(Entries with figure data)
——
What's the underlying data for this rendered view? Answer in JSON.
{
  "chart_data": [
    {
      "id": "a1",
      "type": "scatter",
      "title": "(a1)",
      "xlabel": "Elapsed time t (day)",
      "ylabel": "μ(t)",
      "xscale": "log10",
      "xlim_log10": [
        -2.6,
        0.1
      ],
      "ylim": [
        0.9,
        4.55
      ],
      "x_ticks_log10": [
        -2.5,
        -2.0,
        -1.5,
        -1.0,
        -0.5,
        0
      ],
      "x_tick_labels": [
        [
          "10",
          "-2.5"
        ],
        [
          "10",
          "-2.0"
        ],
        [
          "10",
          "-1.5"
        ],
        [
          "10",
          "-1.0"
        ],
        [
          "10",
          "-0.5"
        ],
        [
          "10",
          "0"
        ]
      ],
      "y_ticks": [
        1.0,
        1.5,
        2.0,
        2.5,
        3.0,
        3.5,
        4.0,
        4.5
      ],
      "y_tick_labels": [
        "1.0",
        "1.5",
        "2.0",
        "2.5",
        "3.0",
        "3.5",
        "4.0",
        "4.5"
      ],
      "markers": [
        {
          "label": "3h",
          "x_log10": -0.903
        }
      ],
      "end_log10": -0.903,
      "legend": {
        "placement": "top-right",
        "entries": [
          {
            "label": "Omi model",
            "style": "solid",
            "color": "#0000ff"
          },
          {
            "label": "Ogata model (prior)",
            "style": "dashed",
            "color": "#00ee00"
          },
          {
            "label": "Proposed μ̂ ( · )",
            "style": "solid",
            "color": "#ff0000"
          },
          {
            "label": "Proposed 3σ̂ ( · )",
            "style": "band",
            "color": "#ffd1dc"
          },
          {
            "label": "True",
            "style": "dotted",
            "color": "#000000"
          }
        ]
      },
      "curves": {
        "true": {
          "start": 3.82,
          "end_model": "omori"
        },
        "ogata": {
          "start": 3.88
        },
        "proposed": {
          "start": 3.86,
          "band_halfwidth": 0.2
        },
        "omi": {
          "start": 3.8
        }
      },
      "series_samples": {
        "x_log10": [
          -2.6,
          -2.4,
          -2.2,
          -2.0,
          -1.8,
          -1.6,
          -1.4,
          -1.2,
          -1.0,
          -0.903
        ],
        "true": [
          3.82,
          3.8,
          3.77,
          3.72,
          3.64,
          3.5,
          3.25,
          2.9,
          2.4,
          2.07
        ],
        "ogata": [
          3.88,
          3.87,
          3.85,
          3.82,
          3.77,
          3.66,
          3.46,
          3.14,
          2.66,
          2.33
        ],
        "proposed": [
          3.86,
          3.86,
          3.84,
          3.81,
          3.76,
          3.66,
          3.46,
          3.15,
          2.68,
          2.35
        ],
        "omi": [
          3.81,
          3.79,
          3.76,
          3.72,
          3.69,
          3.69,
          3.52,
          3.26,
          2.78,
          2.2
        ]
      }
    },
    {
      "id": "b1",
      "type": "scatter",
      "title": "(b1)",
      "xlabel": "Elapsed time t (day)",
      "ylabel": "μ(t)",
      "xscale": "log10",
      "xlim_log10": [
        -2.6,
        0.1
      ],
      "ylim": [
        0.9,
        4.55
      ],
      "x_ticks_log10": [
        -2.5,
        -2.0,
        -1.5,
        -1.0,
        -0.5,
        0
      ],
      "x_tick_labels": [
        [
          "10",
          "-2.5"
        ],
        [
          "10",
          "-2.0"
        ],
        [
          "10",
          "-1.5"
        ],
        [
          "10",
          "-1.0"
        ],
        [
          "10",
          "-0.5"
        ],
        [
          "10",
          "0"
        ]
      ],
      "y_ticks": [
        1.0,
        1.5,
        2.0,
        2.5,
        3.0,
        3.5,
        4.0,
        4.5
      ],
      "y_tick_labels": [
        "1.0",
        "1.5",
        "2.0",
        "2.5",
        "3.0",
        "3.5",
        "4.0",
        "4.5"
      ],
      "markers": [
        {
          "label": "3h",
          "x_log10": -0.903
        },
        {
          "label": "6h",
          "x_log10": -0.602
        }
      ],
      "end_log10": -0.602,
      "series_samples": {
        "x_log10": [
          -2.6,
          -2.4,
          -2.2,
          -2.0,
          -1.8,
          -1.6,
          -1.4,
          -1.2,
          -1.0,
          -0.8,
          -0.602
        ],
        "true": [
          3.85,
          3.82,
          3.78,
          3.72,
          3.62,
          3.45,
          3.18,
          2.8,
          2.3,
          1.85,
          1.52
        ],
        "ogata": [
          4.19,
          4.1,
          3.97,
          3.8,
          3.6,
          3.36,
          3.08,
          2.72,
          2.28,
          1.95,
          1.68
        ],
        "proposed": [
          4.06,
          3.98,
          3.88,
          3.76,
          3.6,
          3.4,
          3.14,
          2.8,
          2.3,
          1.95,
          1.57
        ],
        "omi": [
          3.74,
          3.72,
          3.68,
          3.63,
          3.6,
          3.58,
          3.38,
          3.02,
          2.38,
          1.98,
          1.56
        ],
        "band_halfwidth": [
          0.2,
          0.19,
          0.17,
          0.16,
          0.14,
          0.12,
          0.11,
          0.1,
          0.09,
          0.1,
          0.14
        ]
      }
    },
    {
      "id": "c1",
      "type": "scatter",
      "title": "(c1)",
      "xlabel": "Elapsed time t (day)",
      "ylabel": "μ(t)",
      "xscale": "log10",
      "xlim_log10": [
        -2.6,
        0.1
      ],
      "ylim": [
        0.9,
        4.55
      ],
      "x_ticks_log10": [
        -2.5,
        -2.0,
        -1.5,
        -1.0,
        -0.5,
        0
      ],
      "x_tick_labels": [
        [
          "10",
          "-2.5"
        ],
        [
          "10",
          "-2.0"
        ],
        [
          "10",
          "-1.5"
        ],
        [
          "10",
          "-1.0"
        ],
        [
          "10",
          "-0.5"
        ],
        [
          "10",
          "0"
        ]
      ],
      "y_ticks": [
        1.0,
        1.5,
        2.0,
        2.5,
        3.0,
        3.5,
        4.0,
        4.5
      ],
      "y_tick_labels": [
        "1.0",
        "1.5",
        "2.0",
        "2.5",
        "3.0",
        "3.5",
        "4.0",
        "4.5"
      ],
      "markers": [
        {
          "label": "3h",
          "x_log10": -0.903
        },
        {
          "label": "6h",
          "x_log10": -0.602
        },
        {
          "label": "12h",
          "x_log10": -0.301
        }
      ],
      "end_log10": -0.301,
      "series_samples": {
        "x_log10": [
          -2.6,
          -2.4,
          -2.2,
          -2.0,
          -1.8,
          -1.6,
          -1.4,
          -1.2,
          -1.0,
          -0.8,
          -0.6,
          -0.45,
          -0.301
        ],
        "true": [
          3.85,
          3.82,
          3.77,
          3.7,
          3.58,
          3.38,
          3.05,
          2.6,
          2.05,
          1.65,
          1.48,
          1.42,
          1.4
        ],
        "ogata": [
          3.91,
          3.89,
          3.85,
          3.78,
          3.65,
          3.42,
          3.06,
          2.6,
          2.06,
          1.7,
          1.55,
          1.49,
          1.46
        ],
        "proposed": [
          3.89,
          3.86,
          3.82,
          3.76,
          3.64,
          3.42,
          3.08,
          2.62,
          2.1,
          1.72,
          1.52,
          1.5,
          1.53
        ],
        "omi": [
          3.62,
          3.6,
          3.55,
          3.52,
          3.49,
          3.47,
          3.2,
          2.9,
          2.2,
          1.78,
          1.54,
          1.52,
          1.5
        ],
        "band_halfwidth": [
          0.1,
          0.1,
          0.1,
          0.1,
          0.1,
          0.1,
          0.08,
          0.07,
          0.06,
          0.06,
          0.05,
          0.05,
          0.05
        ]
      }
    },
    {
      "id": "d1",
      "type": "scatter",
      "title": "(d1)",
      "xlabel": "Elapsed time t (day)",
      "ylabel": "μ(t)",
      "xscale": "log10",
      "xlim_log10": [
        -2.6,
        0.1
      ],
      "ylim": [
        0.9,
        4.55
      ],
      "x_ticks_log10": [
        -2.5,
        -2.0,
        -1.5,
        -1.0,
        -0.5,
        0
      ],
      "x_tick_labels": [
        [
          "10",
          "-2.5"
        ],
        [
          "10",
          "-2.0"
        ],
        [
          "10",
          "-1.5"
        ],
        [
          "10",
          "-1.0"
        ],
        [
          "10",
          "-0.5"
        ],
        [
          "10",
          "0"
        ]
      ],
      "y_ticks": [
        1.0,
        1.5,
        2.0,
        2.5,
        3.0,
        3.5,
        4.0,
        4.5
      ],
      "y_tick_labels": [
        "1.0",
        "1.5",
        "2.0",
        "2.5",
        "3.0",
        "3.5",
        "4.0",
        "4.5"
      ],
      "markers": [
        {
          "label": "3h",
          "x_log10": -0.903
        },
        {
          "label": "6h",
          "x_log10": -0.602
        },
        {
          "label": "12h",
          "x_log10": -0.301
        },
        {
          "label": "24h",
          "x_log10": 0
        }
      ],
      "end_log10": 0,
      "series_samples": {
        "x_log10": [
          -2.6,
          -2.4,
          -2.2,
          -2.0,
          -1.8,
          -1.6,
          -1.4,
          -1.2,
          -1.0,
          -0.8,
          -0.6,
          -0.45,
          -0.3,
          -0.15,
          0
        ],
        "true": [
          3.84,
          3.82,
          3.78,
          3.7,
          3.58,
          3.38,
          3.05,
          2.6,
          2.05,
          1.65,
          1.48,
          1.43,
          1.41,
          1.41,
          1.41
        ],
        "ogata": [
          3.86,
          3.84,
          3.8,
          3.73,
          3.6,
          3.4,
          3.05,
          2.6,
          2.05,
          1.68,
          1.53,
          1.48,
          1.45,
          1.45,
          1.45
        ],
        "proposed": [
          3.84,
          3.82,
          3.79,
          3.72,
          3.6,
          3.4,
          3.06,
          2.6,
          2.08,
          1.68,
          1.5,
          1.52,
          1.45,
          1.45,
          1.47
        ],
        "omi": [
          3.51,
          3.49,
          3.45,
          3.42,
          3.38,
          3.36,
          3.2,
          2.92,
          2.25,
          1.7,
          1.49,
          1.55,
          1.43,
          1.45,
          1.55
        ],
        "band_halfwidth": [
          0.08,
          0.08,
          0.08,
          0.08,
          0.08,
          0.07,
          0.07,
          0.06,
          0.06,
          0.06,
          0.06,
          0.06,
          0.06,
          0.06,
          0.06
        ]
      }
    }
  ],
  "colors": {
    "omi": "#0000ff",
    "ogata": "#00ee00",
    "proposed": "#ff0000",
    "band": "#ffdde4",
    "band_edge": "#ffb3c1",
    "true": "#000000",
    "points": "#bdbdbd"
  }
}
——
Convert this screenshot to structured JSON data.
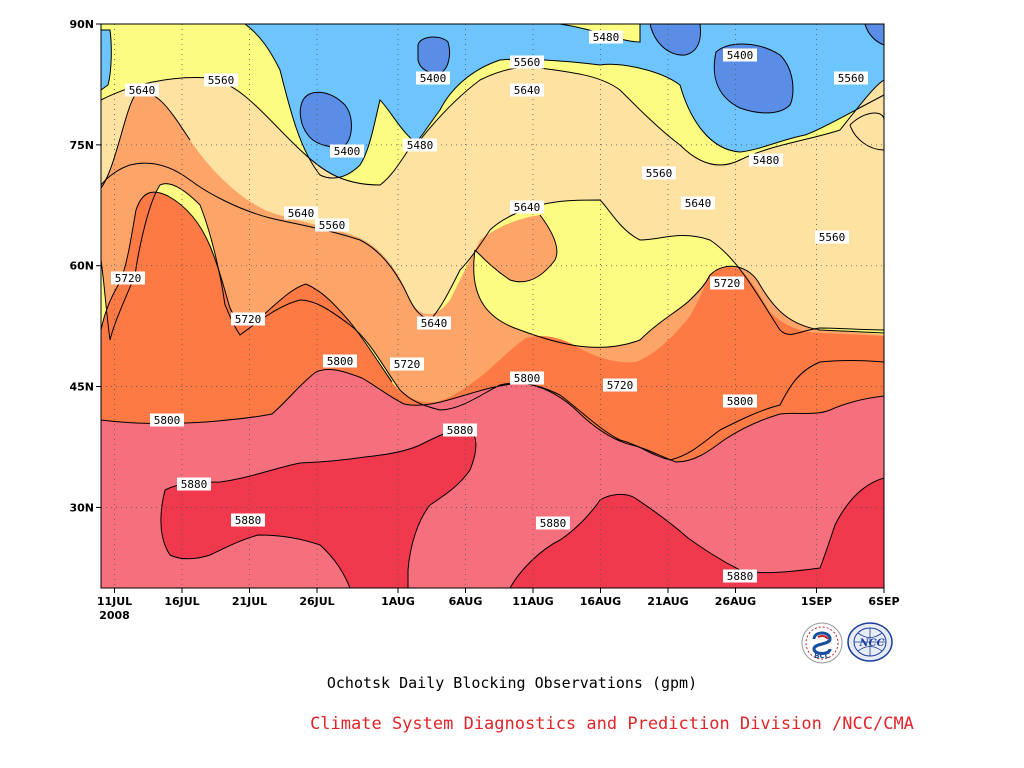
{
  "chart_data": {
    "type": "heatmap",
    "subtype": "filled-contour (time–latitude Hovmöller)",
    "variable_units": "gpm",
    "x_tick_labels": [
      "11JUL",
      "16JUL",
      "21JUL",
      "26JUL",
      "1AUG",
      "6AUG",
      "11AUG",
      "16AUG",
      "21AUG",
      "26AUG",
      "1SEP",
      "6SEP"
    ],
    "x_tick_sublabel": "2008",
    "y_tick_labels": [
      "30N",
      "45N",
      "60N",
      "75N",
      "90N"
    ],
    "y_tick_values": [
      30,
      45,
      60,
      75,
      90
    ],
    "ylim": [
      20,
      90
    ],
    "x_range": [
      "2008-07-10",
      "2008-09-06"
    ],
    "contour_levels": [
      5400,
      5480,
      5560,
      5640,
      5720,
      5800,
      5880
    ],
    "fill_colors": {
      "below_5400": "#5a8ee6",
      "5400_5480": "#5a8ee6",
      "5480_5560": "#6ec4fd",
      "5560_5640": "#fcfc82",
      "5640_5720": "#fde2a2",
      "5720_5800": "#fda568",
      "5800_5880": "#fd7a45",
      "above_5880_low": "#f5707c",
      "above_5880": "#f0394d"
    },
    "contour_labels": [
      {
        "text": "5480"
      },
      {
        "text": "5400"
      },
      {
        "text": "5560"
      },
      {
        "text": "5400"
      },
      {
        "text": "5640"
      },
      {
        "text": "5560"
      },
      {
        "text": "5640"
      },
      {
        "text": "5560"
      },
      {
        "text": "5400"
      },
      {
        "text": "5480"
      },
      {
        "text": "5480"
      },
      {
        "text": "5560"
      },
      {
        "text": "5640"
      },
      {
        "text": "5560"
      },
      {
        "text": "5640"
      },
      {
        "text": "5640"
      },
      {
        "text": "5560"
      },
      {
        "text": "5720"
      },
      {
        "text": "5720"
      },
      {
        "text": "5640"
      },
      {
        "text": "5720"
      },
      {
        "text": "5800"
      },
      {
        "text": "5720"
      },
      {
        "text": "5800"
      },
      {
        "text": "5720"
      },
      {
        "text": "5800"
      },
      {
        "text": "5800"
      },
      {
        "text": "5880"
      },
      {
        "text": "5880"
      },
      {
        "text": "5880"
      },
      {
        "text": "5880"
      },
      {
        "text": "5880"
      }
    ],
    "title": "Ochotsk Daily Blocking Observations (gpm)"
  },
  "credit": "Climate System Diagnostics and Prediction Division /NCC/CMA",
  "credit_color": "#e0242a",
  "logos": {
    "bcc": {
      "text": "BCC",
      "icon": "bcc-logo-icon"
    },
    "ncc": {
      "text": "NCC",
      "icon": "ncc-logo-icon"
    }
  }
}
——
● **Given problem**:
Go through the material above and count the lines that contain "JSON"; give that number alone.

● **Solved exercise**:
2